▶ [REQUIRED TASK] Write the entries out again exactly as they stand, but without the pictures.

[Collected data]
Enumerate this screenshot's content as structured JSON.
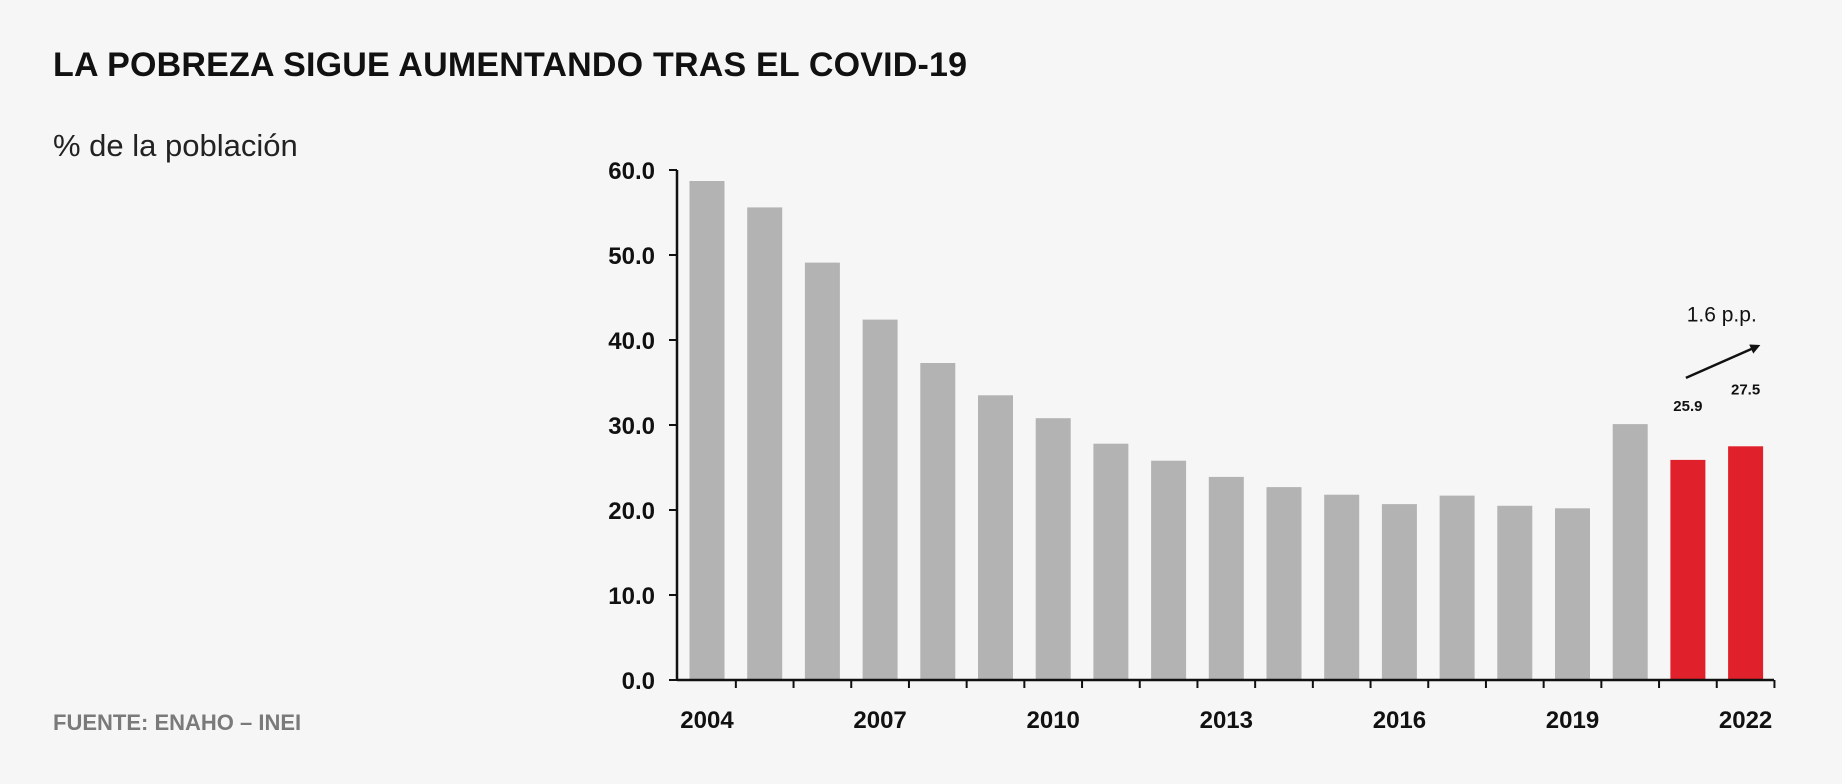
{
  "title": "LA POBREZA SIGUE AUMENTANDO TRAS EL COVID-19",
  "subtitle": "% de la población",
  "source": "FUENTE: ENAHO – INEI",
  "colors": {
    "bar": "#b3b3b3",
    "highlight": "#e0202a",
    "axis": "#111111",
    "background": "#f6f6f6"
  },
  "chart_data": {
    "type": "bar",
    "title": "LA POBREZA SIGUE AUMENTANDO TRAS EL COVID-19",
    "ylabel": "% de la población",
    "xlabel": "",
    "ylim": [
      0,
      60
    ],
    "yticks": [
      0,
      10,
      20,
      30,
      40,
      50,
      60
    ],
    "ytick_labels": [
      "0.0",
      "10.0",
      "20.0",
      "30.0",
      "40.0",
      "50.0",
      "60.0"
    ],
    "categories": [
      "2004",
      "2005",
      "2006",
      "2007",
      "2008",
      "2009",
      "2010",
      "2011",
      "2012",
      "2013",
      "2014",
      "2015",
      "2016",
      "2017",
      "2018",
      "2019",
      "2020",
      "2021",
      "2022"
    ],
    "xtick_labels": [
      "2004",
      "2007",
      "2010",
      "2013",
      "2016",
      "2019",
      "2022"
    ],
    "values": [
      58.7,
      55.6,
      49.1,
      42.4,
      37.3,
      33.5,
      30.8,
      27.8,
      25.8,
      23.9,
      22.7,
      21.8,
      20.7,
      21.7,
      20.5,
      20.2,
      30.1,
      25.9,
      27.5
    ],
    "highlighted": [
      "2021",
      "2022"
    ],
    "data_labels": [
      {
        "category": "2021",
        "text": "25.9"
      },
      {
        "category": "2022",
        "text": "27.5"
      }
    ],
    "annotation": {
      "text": "1.6 p.p.",
      "from": "2021",
      "to": "2022"
    },
    "grid": false,
    "legend": "none"
  }
}
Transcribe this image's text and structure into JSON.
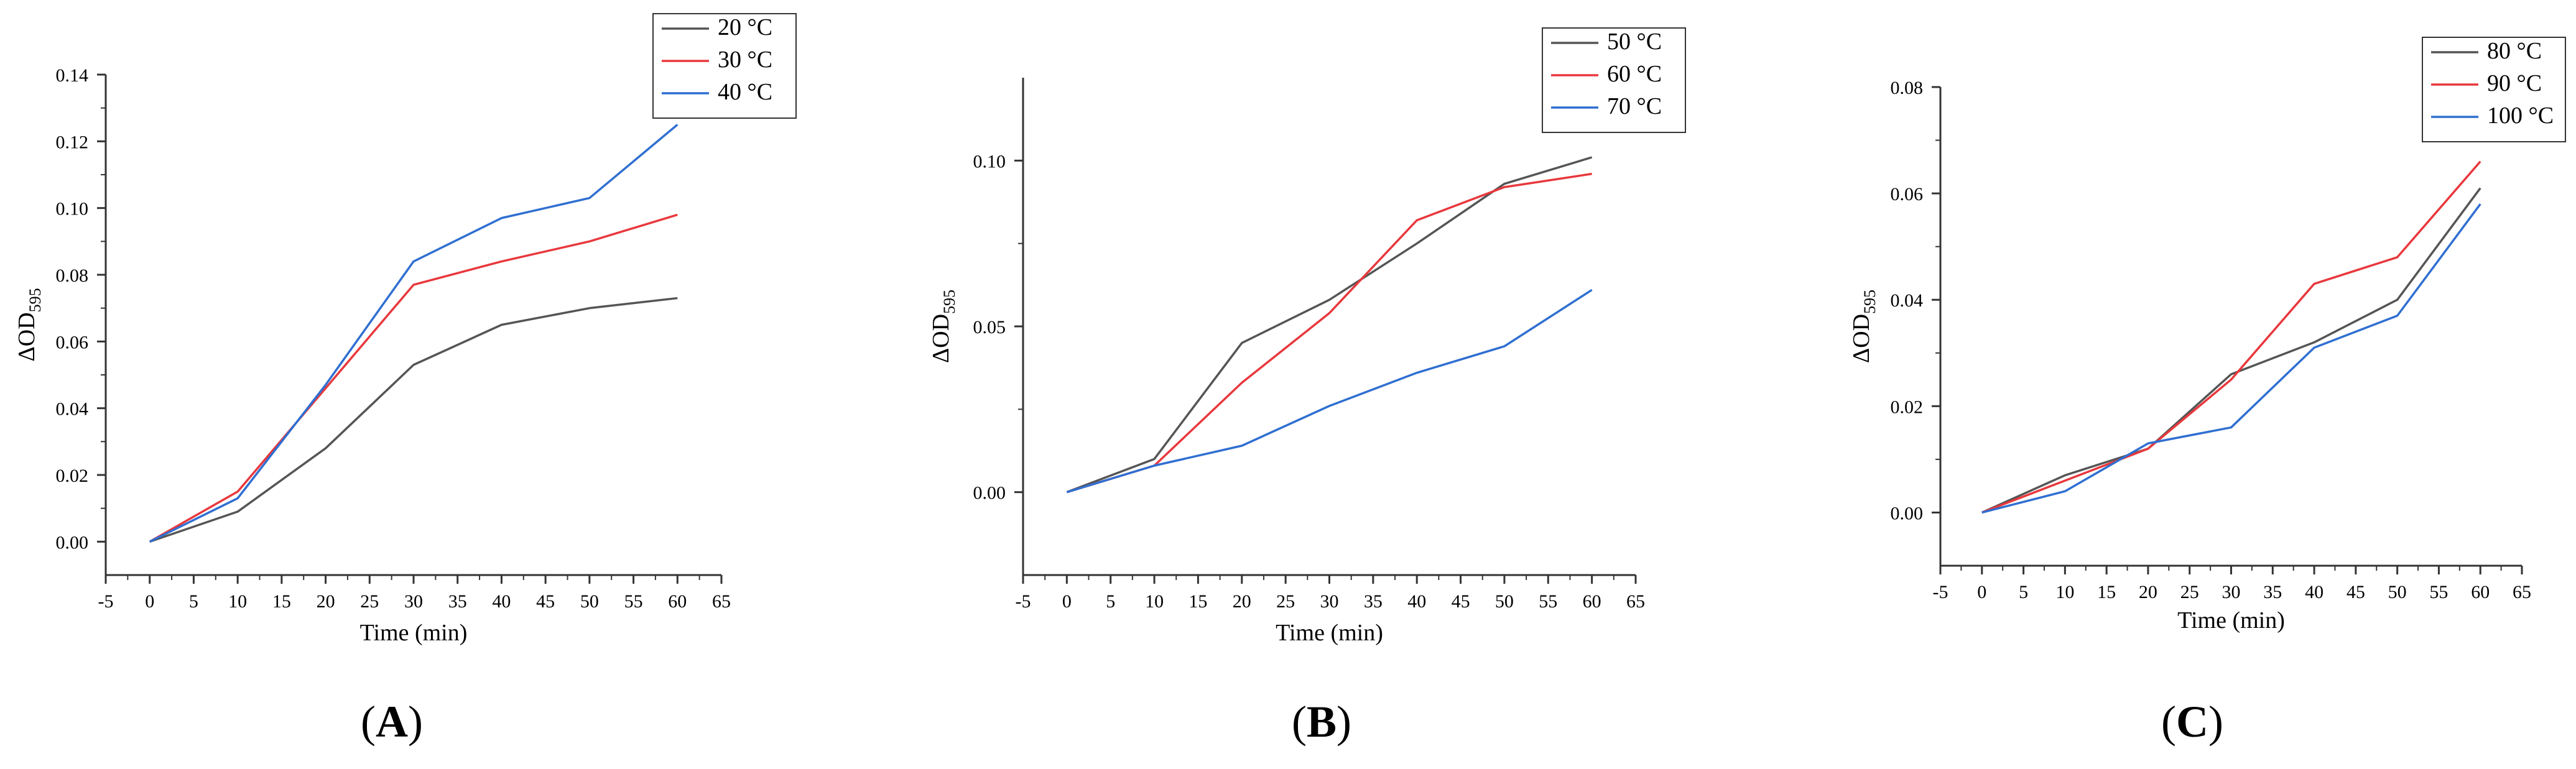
{
  "chart_data": [
    {
      "type": "line",
      "panel_label": "A",
      "xlabel": "Time (min)",
      "ylabel": "ΔOD",
      "ylabel_sub": "595",
      "xlim": [
        -5,
        65
      ],
      "ylim": [
        -0.01,
        0.14
      ],
      "xticks": [
        -5,
        0,
        5,
        10,
        15,
        20,
        25,
        30,
        35,
        40,
        45,
        50,
        55,
        60,
        65
      ],
      "xtick_labels": [
        "-5",
        "0",
        "5",
        "10",
        "15",
        "20",
        "25",
        "30",
        "35",
        "40",
        "45",
        "50",
        "55",
        "60",
        "65"
      ],
      "yticks": [
        0,
        0.02,
        0.04,
        0.06,
        0.08,
        0.1,
        0.12,
        0.14
      ],
      "ytick_labels": [
        "0.00",
        "0.02",
        "0.04",
        "0.06",
        "0.08",
        "0.10",
        "0.12",
        "0.14"
      ],
      "x": [
        0,
        10,
        20,
        30,
        40,
        50,
        60
      ],
      "series": [
        {
          "name": "20 °C",
          "color": "#555555",
          "values": [
            0,
            0.009,
            0.028,
            0.053,
            0.065,
            0.07,
            0.073
          ]
        },
        {
          "name": "30 °C",
          "color": "#e8383d",
          "values": [
            0,
            0.015,
            0.046,
            0.077,
            0.084,
            0.09,
            0.098
          ]
        },
        {
          "name": "40 °C",
          "color": "#2f6fd1",
          "values": [
            0,
            0.013,
            0.047,
            0.084,
            0.097,
            0.103,
            0.125
          ]
        }
      ],
      "legend_position": "top-right"
    },
    {
      "type": "line",
      "panel_label": "B",
      "xlabel": "Time (min)",
      "ylabel": "ΔOD",
      "ylabel_sub": "595",
      "xlim": [
        -5,
        65
      ],
      "ylim": [
        -0.025,
        0.125
      ],
      "xticks": [
        -5,
        0,
        5,
        10,
        15,
        20,
        25,
        30,
        35,
        40,
        45,
        50,
        55,
        60,
        65
      ],
      "xtick_labels": [
        "-5",
        "0",
        "5",
        "10",
        "15",
        "20",
        "25",
        "30",
        "35",
        "40",
        "45",
        "50",
        "55",
        "60",
        "65"
      ],
      "yticks": [
        0,
        0.05,
        0.1
      ],
      "ytick_labels": [
        "0.00",
        "0.05",
        "0.10"
      ],
      "x": [
        0,
        10,
        20,
        30,
        40,
        50,
        60
      ],
      "series": [
        {
          "name": "50 °C",
          "color": "#555555",
          "values": [
            0,
            0.01,
            0.045,
            0.058,
            0.075,
            0.093,
            0.101
          ]
        },
        {
          "name": "60 °C",
          "color": "#e8383d",
          "values": [
            0,
            0.008,
            0.033,
            0.054,
            0.082,
            0.092,
            0.096
          ]
        },
        {
          "name": "70 °C",
          "color": "#2f6fd1",
          "values": [
            0,
            0.008,
            0.014,
            0.026,
            0.036,
            0.044,
            0.061
          ]
        }
      ],
      "legend_position": "top-right"
    },
    {
      "type": "line",
      "panel_label": "C",
      "xlabel": "Time (min)",
      "ylabel": "ΔOD",
      "ylabel_sub": "595",
      "xlim": [
        -5,
        65
      ],
      "ylim": [
        -0.01,
        0.08
      ],
      "xticks": [
        -5,
        0,
        5,
        10,
        15,
        20,
        25,
        30,
        35,
        40,
        45,
        50,
        55,
        60,
        65
      ],
      "xtick_labels": [
        "-5",
        "0",
        "5",
        "10",
        "15",
        "20",
        "25",
        "30",
        "35",
        "40",
        "45",
        "50",
        "55",
        "60",
        "65"
      ],
      "yticks": [
        0,
        0.02,
        0.04,
        0.06,
        0.08
      ],
      "ytick_labels": [
        "0.00",
        "0.02",
        "0.04",
        "0.06",
        "0.08"
      ],
      "x": [
        0,
        10,
        20,
        30,
        40,
        50,
        60
      ],
      "series": [
        {
          "name": "80 °C",
          "color": "#555555",
          "values": [
            0,
            0.007,
            0.012,
            0.026,
            0.032,
            0.04,
            0.061
          ]
        },
        {
          "name": "90 °C",
          "color": "#e8383d",
          "values": [
            0,
            0.006,
            0.012,
            0.025,
            0.043,
            0.048,
            0.066
          ]
        },
        {
          "name": "100 °C",
          "color": "#2f6fd1",
          "values": [
            0,
            0.004,
            0.013,
            0.016,
            0.031,
            0.037,
            0.058
          ]
        }
      ],
      "legend_position": "top-right"
    }
  ]
}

▶ [WRITTEN SOLUTION]
Enumerate this screenshot's content as structured JSON.
{
  "title": "LA POBREZA SIGUE AUMENTANDO TRAS EL COVID-19",
  "subtitle": "% de la población",
  "source": "FUENTE: ENAHO – INEI",
  "colors": {
    "bar": "#b3b3b3",
    "highlight": "#e0202a",
    "axis": "#111111",
    "background": "#f6f6f6"
  },
  "chart_data": {
    "type": "bar",
    "title": "LA POBREZA SIGUE AUMENTANDO TRAS EL COVID-19",
    "ylabel": "% de la población",
    "xlabel": "",
    "ylim": [
      0,
      60
    ],
    "yticks": [
      0,
      10,
      20,
      30,
      40,
      50,
      60
    ],
    "ytick_labels": [
      "0.0",
      "10.0",
      "20.0",
      "30.0",
      "40.0",
      "50.0",
      "60.0"
    ],
    "categories": [
      "2004",
      "2005",
      "2006",
      "2007",
      "2008",
      "2009",
      "2010",
      "2011",
      "2012",
      "2013",
      "2014",
      "2015",
      "2016",
      "2017",
      "2018",
      "2019",
      "2020",
      "2021",
      "2022"
    ],
    "xtick_labels": [
      "2004",
      "2007",
      "2010",
      "2013",
      "2016",
      "2019",
      "2022"
    ],
    "values": [
      58.7,
      55.6,
      49.1,
      42.4,
      37.3,
      33.5,
      30.8,
      27.8,
      25.8,
      23.9,
      22.7,
      21.8,
      20.7,
      21.7,
      20.5,
      20.2,
      30.1,
      25.9,
      27.5
    ],
    "highlighted": [
      "2021",
      "2022"
    ],
    "data_labels": [
      {
        "category": "2021",
        "text": "25.9"
      },
      {
        "category": "2022",
        "text": "27.5"
      }
    ],
    "annotation": {
      "text": "1.6 p.p.",
      "from": "2021",
      "to": "2022"
    },
    "grid": false,
    "legend": "none"
  }
}
Transcribe this image's text and structure into JSON.
{
  "chart_data": [
    {
      "type": "line",
      "panel_label": "A",
      "xlabel": "Time (min)",
      "ylabel": "ΔOD",
      "ylabel_sub": "595",
      "xlim": [
        -5,
        65
      ],
      "ylim": [
        -0.01,
        0.14
      ],
      "xticks": [
        -5,
        0,
        5,
        10,
        15,
        20,
        25,
        30,
        35,
        40,
        45,
        50,
        55,
        60,
        65
      ],
      "xtick_labels": [
        "-5",
        "0",
        "5",
        "10",
        "15",
        "20",
        "25",
        "30",
        "35",
        "40",
        "45",
        "50",
        "55",
        "60",
        "65"
      ],
      "yticks": [
        0,
        0.02,
        0.04,
        0.06,
        0.08,
        0.1,
        0.12,
        0.14
      ],
      "ytick_labels": [
        "0.00",
        "0.02",
        "0.04",
        "0.06",
        "0.08",
        "0.10",
        "0.12",
        "0.14"
      ],
      "x": [
        0,
        10,
        20,
        30,
        40,
        50,
        60
      ],
      "series": [
        {
          "name": "20 °C",
          "color": "#555555",
          "values": [
            0,
            0.009,
            0.028,
            0.053,
            0.065,
            0.07,
            0.073
          ]
        },
        {
          "name": "30 °C",
          "color": "#e8383d",
          "values": [
            0,
            0.015,
            0.046,
            0.077,
            0.084,
            0.09,
            0.098
          ]
        },
        {
          "name": "40 °C",
          "color": "#2f6fd1",
          "values": [
            0,
            0.013,
            0.047,
            0.084,
            0.097,
            0.103,
            0.125
          ]
        }
      ],
      "legend_position": "top-right"
    },
    {
      "type": "line",
      "panel_label": "B",
      "xlabel": "Time (min)",
      "ylabel": "ΔOD",
      "ylabel_sub": "595",
      "xlim": [
        -5,
        65
      ],
      "ylim": [
        -0.025,
        0.125
      ],
      "xticks": [
        -5,
        0,
        5,
        10,
        15,
        20,
        25,
        30,
        35,
        40,
        45,
        50,
        55,
        60,
        65
      ],
      "xtick_labels": [
        "-5",
        "0",
        "5",
        "10",
        "15",
        "20",
        "25",
        "30",
        "35",
        "40",
        "45",
        "50",
        "55",
        "60",
        "65"
      ],
      "yticks": [
        0,
        0.05,
        0.1
      ],
      "ytick_labels": [
        "0.00",
        "0.05",
        "0.10"
      ],
      "x": [
        0,
        10,
        20,
        30,
        40,
        50,
        60
      ],
      "series": [
        {
          "name": "50 °C",
          "color": "#555555",
          "values": [
            0,
            0.01,
            0.045,
            0.058,
            0.075,
            0.093,
            0.101
          ]
        },
        {
          "name": "60 °C",
          "color": "#e8383d",
          "values": [
            0,
            0.008,
            0.033,
            0.054,
            0.082,
            0.092,
            0.096
          ]
        },
        {
          "name": "70 °C",
          "color": "#2f6fd1",
          "values": [
            0,
            0.008,
            0.014,
            0.026,
            0.036,
            0.044,
            0.061
          ]
        }
      ],
      "legend_position": "top-right"
    },
    {
      "type": "line",
      "panel_label": "C",
      "xlabel": "Time (min)",
      "ylabel": "ΔOD",
      "ylabel_sub": "595",
      "xlim": [
        -5,
        65
      ],
      "ylim": [
        -0.01,
        0.08
      ],
      "xticks": [
        -5,
        0,
        5,
        10,
        15,
        20,
        25,
        30,
        35,
        40,
        45,
        50,
        55,
        60,
        65
      ],
      "xtick_labels": [
        "-5",
        "0",
        "5",
        "10",
        "15",
        "20",
        "25",
        "30",
        "35",
        "40",
        "45",
        "50",
        "55",
        "60",
        "65"
      ],
      "yticks": [
        0,
        0.02,
        0.04,
        0.06,
        0.08
      ],
      "ytick_labels": [
        "0.00",
        "0.02",
        "0.04",
        "0.06",
        "0.08"
      ],
      "x": [
        0,
        10,
        20,
        30,
        40,
        50,
        60
      ],
      "series": [
        {
          "name": "80 °C",
          "color": "#555555",
          "values": [
            0,
            0.007,
            0.012,
            0.026,
            0.032,
            0.04,
            0.061
          ]
        },
        {
          "name": "90 °C",
          "color": "#e8383d",
          "values": [
            0,
            0.006,
            0.012,
            0.025,
            0.043,
            0.048,
            0.066
          ]
        },
        {
          "name": "100 °C",
          "color": "#2f6fd1",
          "values": [
            0,
            0.004,
            0.013,
            0.016,
            0.031,
            0.037,
            0.058
          ]
        }
      ],
      "legend_position": "top-right"
    }
  ]
}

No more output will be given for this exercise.